# Task details
Pick out the lines below with "términos" and list them.

# Supplied material

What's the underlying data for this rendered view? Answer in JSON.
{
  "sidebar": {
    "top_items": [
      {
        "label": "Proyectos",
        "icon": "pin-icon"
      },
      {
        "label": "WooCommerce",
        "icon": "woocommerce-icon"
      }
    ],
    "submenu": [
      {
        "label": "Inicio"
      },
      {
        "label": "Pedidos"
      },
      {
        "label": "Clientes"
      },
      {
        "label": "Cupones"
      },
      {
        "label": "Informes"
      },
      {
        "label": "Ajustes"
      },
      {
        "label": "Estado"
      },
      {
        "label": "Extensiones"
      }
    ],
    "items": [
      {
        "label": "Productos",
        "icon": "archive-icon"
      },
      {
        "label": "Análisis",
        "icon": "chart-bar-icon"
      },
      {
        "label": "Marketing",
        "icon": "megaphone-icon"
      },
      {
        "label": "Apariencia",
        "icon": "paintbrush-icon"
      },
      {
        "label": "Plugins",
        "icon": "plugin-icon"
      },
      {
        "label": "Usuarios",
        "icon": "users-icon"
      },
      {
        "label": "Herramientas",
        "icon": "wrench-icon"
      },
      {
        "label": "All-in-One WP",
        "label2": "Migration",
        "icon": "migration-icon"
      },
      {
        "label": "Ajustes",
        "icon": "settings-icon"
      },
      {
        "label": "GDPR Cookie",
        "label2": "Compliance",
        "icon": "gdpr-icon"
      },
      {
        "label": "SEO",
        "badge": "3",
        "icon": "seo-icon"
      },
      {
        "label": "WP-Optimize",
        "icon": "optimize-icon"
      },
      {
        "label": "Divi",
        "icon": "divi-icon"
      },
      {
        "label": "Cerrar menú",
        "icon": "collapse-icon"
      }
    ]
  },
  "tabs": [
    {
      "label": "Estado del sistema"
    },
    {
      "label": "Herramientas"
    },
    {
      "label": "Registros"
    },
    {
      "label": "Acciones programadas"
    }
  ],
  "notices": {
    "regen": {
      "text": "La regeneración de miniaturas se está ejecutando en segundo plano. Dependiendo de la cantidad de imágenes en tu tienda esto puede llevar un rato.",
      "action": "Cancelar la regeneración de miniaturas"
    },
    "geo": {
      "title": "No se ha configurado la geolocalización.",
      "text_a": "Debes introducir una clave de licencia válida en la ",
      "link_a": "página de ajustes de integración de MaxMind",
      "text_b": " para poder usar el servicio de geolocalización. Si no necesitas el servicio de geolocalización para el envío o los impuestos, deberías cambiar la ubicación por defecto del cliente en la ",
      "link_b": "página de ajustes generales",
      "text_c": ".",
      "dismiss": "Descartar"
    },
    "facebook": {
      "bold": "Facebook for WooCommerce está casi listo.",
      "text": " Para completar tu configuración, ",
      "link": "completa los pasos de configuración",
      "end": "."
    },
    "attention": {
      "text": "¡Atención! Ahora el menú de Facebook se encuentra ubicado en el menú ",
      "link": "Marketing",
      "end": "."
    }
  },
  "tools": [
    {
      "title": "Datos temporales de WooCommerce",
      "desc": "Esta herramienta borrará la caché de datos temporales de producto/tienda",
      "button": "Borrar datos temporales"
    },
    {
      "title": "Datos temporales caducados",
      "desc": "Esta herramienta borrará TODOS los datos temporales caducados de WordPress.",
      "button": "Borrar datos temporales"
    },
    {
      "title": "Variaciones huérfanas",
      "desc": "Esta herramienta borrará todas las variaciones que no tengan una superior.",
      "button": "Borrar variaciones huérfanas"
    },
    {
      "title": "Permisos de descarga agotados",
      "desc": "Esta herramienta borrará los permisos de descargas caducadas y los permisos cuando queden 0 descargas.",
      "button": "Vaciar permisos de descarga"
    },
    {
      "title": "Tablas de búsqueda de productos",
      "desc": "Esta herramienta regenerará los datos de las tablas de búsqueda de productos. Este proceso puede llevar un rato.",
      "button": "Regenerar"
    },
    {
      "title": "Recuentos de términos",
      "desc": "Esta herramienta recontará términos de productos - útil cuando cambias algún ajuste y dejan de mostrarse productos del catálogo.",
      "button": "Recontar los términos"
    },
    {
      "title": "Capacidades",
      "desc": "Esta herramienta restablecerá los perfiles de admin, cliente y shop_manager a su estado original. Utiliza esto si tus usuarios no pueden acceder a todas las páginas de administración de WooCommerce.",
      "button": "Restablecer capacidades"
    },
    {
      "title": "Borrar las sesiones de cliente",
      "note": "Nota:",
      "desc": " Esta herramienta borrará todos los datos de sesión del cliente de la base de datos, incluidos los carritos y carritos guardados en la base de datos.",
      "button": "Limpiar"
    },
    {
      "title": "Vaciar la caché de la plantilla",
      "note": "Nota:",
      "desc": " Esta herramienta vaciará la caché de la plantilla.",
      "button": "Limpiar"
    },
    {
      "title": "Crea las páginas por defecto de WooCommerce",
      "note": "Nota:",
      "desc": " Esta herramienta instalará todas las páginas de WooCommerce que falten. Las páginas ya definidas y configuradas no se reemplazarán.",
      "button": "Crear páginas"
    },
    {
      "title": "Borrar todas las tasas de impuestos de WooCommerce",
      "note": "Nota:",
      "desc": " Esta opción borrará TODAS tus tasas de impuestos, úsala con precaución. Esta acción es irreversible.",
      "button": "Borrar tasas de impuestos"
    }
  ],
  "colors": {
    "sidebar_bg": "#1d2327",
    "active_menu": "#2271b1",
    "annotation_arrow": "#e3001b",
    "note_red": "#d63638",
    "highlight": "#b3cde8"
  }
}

# Exercise solution
      "title": "Recuentos de términos",
      "desc": "Esta herramienta recontará términos de productos - útil cuando cambias algún ajuste y dejan de mostrarse productos del catálogo.",
      "button": "Recontar los términos"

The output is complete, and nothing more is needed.